◆ Given exercise
Omit all images. Write out the rest of the material exactly.

◆ Task data
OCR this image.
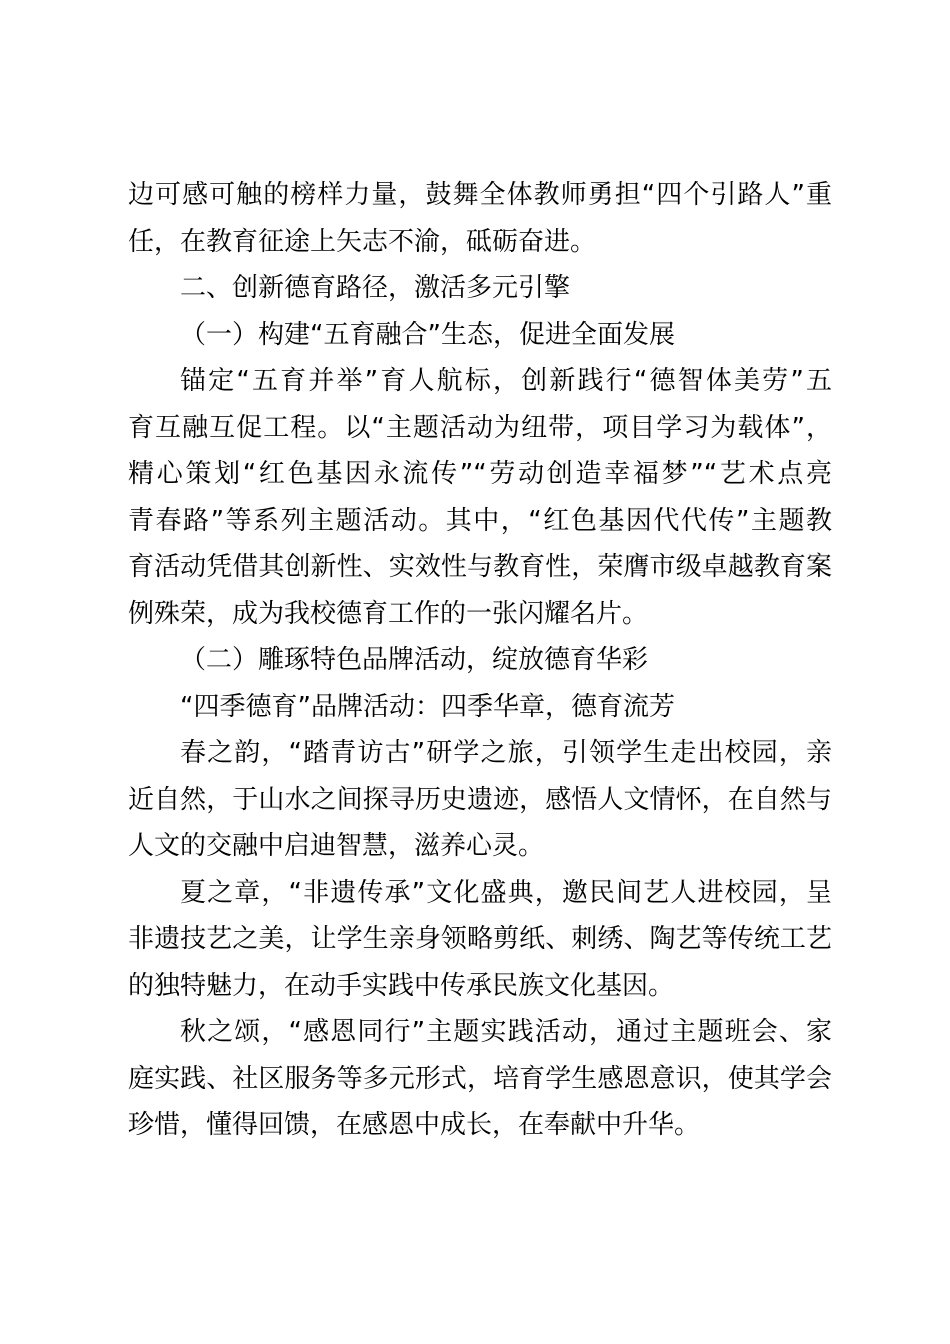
边可感可触的榜样力量，鼓舞全体教师勇担“四个引路人”重
任，在教育征途上矢志不渝，砥砺奋进。
二、创新德育路径，激活多元引擎
（一）构建“五育融合”生态，促进全面发展
锚定“五育并举”育人航标，创新践行“德智体美劳”五
育互融互促工程。以“主题活动为纽带，项目学习为载体”，
精心策划“红色基因永流传”“劳动创造幸福梦”“艺术点亮
青春路”等系列主题活动。其中，“红色基因代代传”主题教
育活动凭借其创新性、实效性与教育性，荣膺市级卓越教育案
例殊荣，成为我校德育工作的一张闪耀名片。
（二）雕琢特色品牌活动，绽放德育华彩
“四季德育”品牌活动：四季华章，德育流芳
春之韵，“踏青访古”研学之旅，引领学生走出校园，亲
近自然，于山水之间探寻历史遗迹，感悟人文情怀，在自然与
人文的交融中启迪智慧，滋养心灵。
夏之章，“非遗传承”文化盛典，邀民间艺人进校园，呈
非遗技艺之美，让学生亲身领略剪纸、刺绣、陶艺等传统工艺
的独特魅力，在动手实践中传承民族文化基因。
秋之颂，“感恩同行”主题实践活动，通过主题班会、家
庭实践、社区服务等多元形式，培育学生感恩意识，使其学会
珍惜，懂得回馈，在感恩中成长，在奉献中升华。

◆ Exercise solution
OCR this image.
边可感可触的榜样力量，鼓舞全体教师勇担“四个引路人”重
任，在教育征途上矢志不渝，砥砺奋进。
二、创新德育路径，激活多元引擎
（一）构建“五育融合”生态，促进全面发展
锚定“五育并举”育人航标，创新践行“德智体美劳”五
育互融互促工程。以“主题活动为纽带，项目学习为载体”，
精心策划“红色基因永流传”“劳动创造幸福梦”“艺术点亮
青春路”等系列主题活动。其中，“红色基因代代传”主题教
育活动凭借其创新性、实效性与教育性，荣膺市级卓越教育案
例殊荣，成为我校德育工作的一张闪耀名片。
（二）雕琢特色品牌活动，绽放德育华彩
“四季德育”品牌活动：四季华章，德育流芳
春之韵，“踏青访古”研学之旅，引领学生走出校园，亲
近自然，于山水之间探寻历史遗迹，感悟人文情怀，在自然与
人文的交融中启迪智慧，滋养心灵。
夏之章，“非遗传承”文化盛典，邀民间艺人进校园，呈
非遗技艺之美，让学生亲身领略剪纸、刺绣、陶艺等传统工艺
的独特魅力，在动手实践中传承民族文化基因。
秋之颂，“感恩同行”主题实践活动，通过主题班会、家
庭实践、社区服务等多元形式，培育学生感恩意识，使其学会
珍惜，懂得回馈，在感恩中成长，在奉献中升华。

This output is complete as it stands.